» **GIVEN TASK**: Copy out each line of the data holding "atau".

» **SOURCE RECORDS**:
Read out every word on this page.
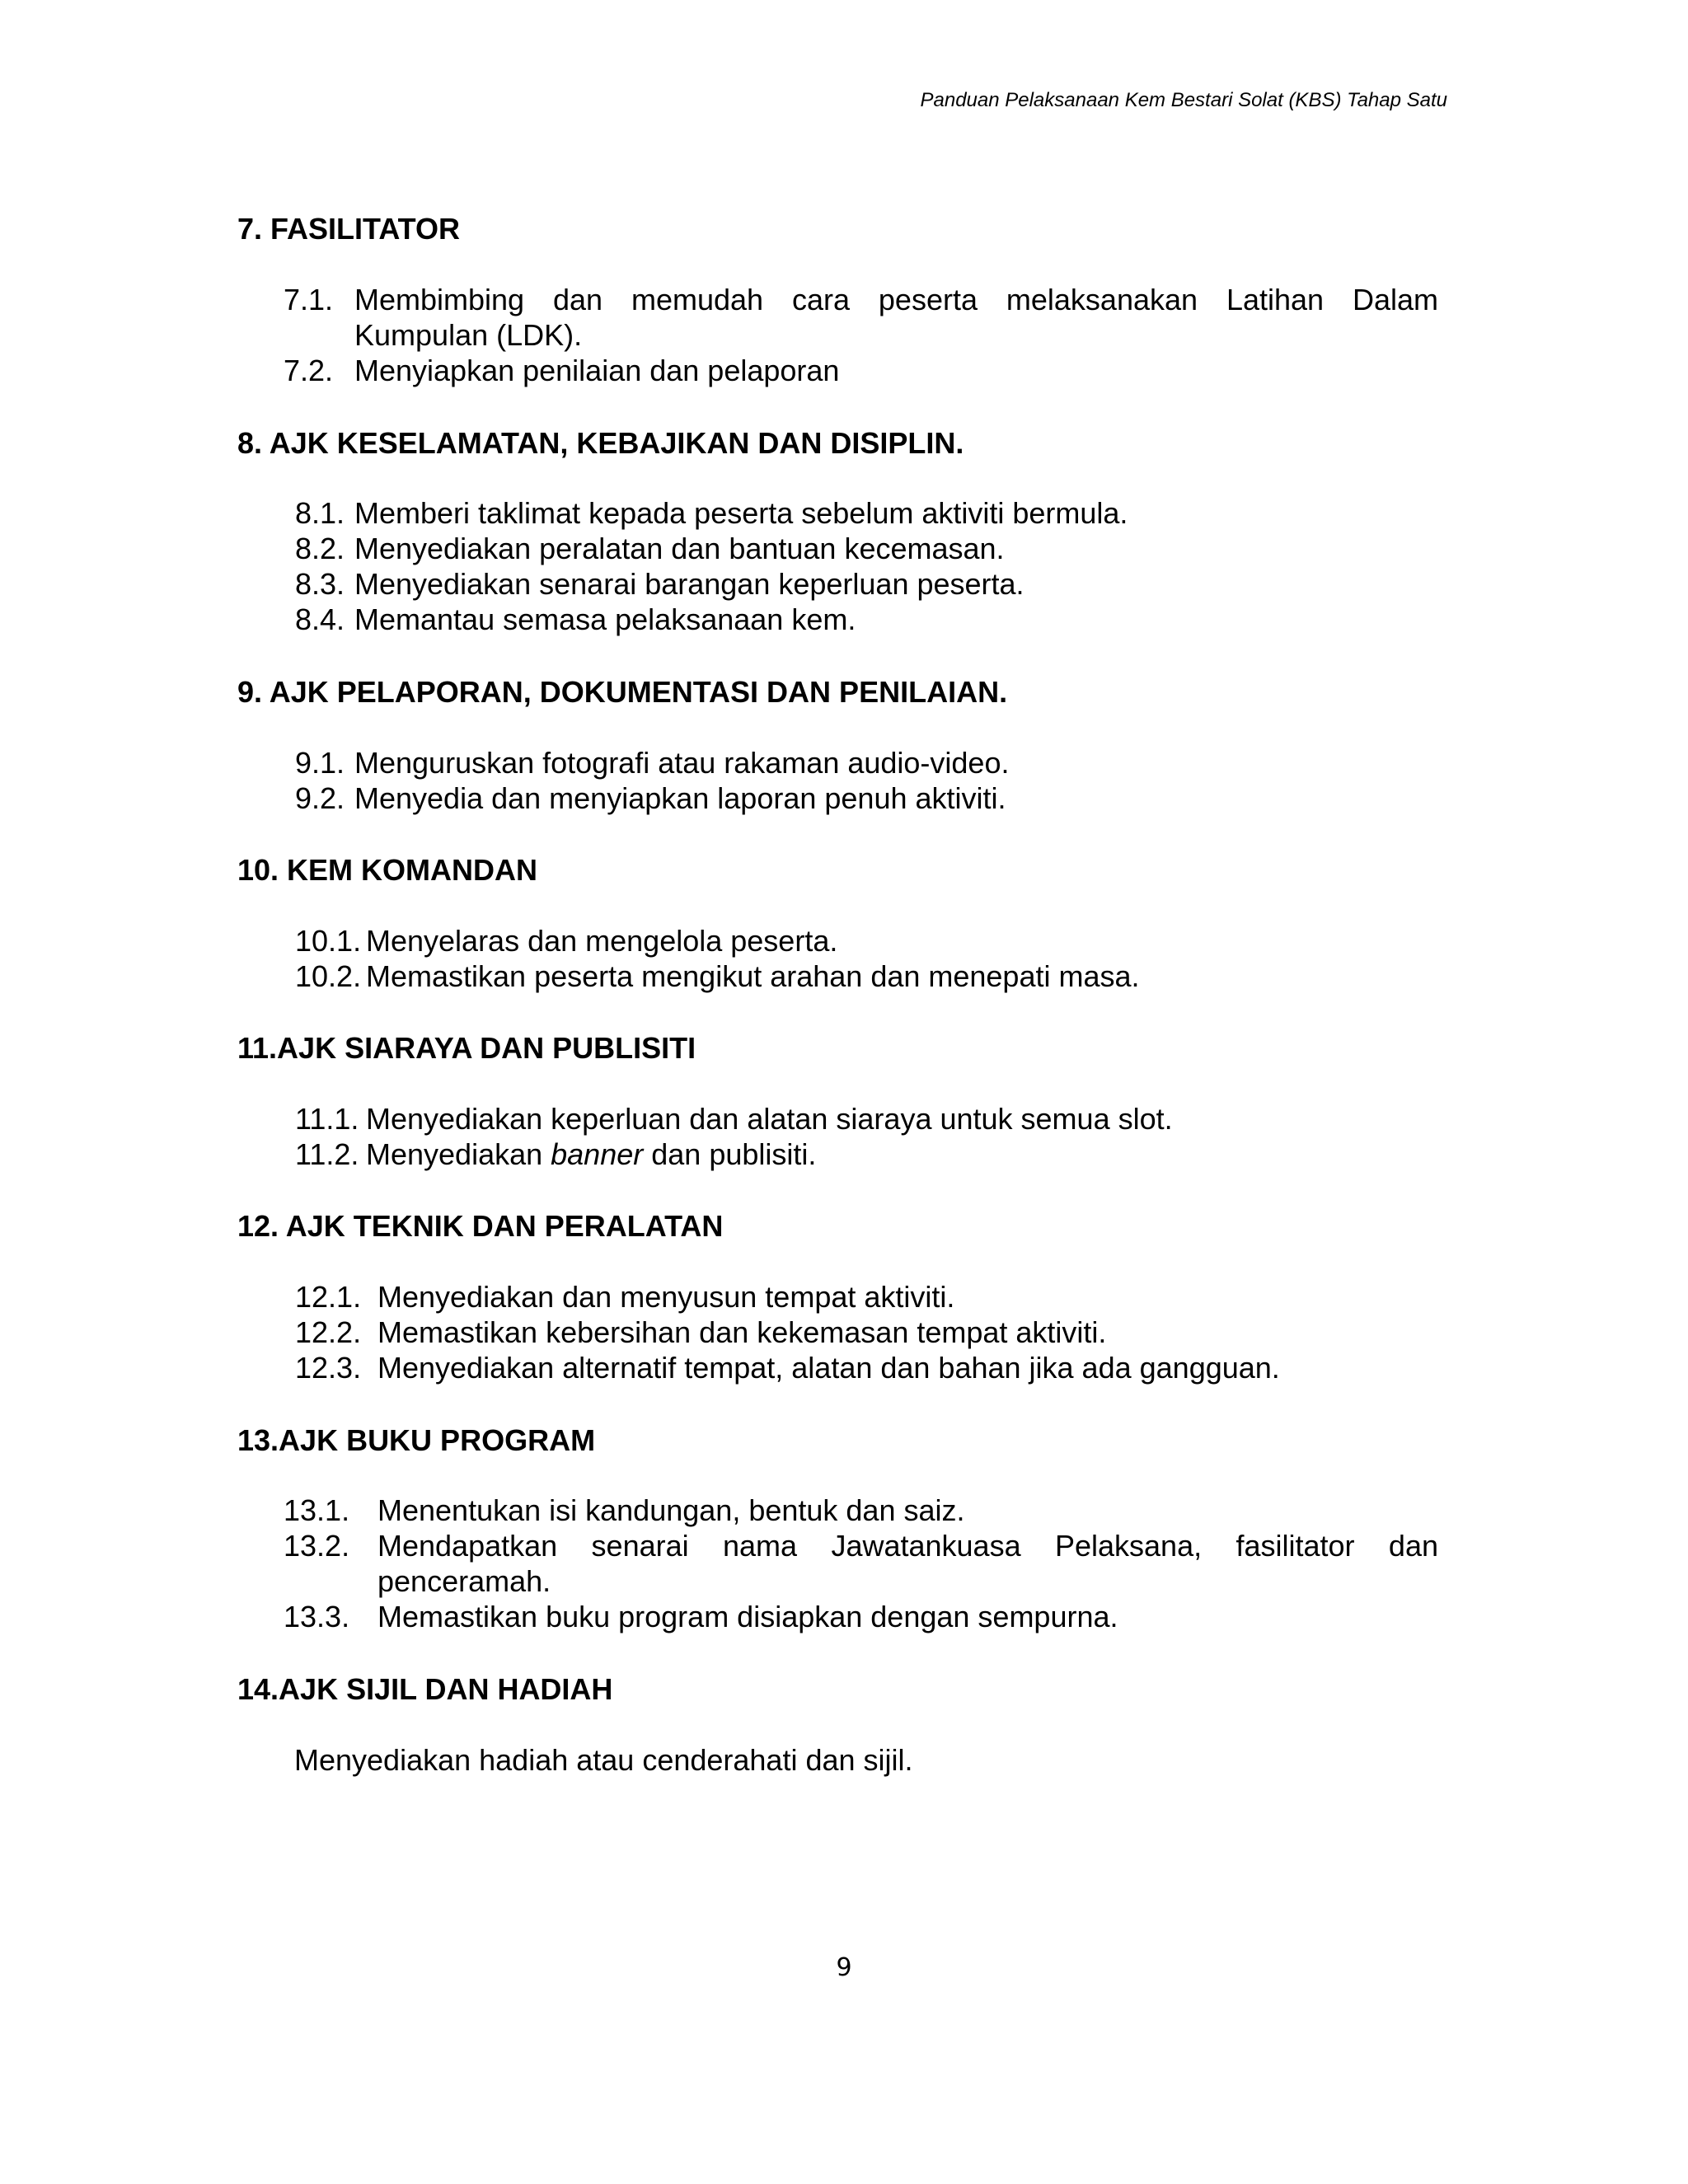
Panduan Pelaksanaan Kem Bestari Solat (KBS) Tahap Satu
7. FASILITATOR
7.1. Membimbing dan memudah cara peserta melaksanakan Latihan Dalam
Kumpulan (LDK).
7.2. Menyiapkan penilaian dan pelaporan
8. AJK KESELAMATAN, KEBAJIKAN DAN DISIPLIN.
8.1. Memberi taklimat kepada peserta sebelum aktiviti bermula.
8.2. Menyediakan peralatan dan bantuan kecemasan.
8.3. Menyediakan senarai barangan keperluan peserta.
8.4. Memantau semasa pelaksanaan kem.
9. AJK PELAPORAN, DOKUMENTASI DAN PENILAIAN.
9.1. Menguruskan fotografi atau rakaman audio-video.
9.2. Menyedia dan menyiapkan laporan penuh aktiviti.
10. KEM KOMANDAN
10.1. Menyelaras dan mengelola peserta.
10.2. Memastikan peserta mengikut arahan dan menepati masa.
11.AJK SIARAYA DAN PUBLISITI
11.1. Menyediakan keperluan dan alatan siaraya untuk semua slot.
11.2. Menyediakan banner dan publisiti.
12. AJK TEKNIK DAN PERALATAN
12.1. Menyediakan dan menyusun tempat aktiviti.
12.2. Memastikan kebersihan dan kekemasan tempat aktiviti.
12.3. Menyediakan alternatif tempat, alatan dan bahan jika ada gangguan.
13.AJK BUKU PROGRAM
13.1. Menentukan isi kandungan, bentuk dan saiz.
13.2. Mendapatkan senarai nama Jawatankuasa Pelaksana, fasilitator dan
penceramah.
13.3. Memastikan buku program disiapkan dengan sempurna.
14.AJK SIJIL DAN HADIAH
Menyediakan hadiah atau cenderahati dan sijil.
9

---

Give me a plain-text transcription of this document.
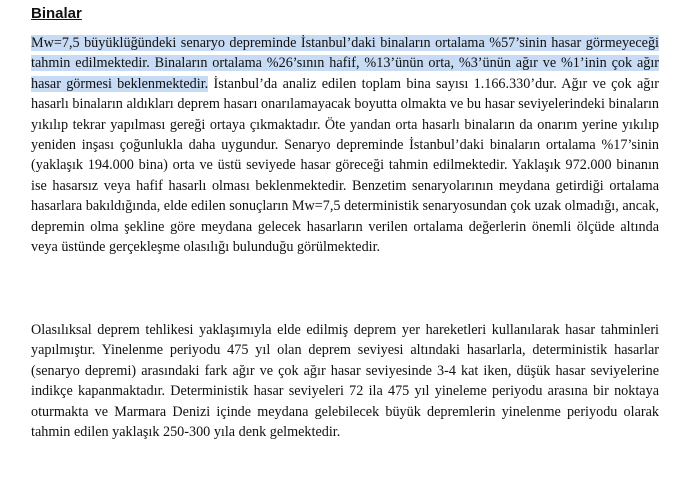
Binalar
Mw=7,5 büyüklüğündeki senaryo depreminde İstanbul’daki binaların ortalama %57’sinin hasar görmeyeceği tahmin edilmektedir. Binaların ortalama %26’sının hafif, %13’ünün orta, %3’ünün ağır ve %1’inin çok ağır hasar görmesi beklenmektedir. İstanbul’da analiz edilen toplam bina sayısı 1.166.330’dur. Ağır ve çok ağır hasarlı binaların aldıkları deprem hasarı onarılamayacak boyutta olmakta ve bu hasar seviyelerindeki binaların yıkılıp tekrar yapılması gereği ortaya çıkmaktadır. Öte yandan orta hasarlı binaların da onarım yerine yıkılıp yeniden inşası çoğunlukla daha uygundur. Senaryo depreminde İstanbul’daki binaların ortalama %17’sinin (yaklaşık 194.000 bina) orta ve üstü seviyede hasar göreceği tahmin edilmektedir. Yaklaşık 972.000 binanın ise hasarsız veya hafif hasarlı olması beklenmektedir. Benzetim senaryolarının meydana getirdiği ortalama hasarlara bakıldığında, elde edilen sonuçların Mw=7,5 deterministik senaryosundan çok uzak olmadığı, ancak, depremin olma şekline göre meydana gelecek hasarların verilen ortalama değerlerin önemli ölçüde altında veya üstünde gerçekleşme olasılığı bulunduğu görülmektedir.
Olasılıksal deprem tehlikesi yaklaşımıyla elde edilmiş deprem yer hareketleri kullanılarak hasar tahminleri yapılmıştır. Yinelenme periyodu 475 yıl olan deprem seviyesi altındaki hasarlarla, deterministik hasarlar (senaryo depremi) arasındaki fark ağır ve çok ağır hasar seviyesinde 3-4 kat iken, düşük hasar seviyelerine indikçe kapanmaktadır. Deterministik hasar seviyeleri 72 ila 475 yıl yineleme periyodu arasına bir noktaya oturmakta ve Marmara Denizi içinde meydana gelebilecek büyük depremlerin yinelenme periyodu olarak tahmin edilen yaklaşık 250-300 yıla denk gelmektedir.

* * *

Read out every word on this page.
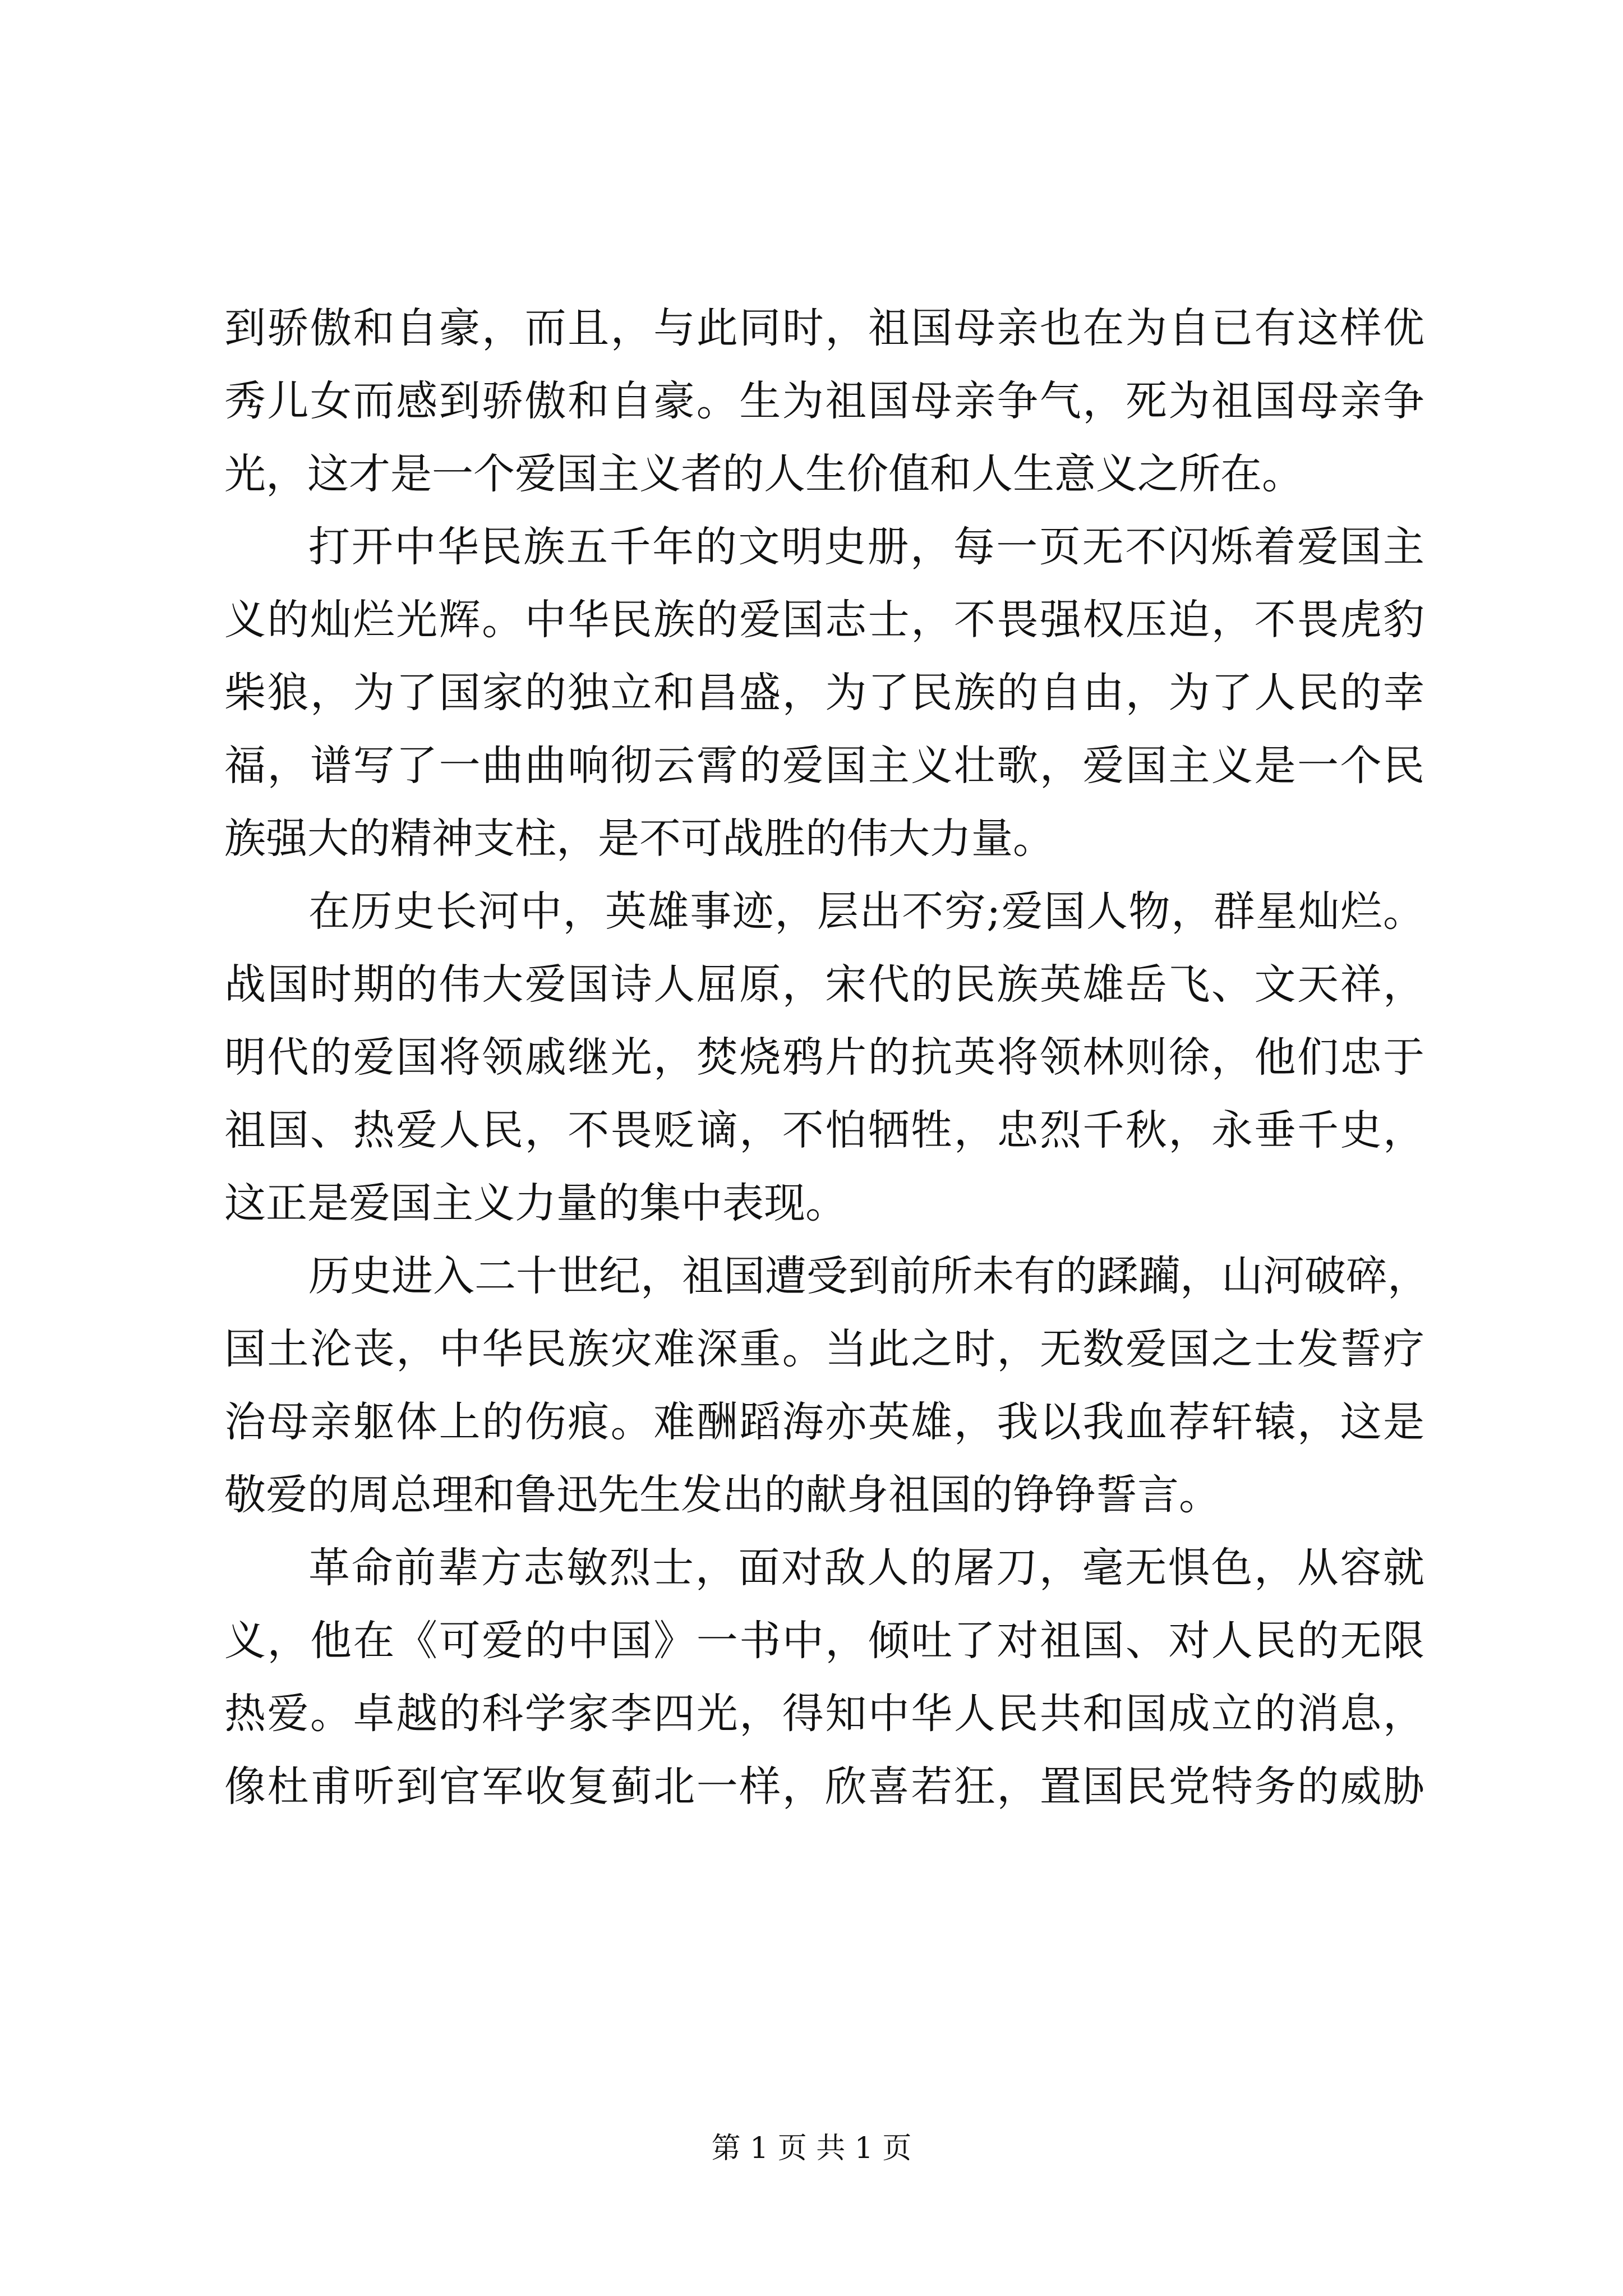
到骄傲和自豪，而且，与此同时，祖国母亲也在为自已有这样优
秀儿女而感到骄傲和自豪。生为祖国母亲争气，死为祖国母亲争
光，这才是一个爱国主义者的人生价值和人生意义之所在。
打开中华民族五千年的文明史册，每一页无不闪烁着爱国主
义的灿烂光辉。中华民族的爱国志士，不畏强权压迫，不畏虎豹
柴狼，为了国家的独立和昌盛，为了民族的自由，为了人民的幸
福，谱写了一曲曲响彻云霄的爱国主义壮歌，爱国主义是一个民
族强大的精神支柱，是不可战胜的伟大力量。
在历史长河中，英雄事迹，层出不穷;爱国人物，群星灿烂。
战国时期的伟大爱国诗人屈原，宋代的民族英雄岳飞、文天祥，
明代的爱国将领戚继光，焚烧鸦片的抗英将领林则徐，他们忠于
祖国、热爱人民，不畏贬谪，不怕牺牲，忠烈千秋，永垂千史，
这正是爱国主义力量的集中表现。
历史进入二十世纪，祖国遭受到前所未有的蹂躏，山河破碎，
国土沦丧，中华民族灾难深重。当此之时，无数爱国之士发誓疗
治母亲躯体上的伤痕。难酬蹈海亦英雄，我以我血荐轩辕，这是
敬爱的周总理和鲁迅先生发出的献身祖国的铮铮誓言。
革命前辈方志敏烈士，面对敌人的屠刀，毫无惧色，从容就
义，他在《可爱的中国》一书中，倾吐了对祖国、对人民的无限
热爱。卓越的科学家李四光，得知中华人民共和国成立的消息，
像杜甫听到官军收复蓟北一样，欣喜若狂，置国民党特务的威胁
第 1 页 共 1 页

» **RESPONSE TO THIS EXERCISE**:
9.1. Menguruskan fotografi atau rakaman audio-video.
Menyediakan hadiah atau cenderahati dan sijil.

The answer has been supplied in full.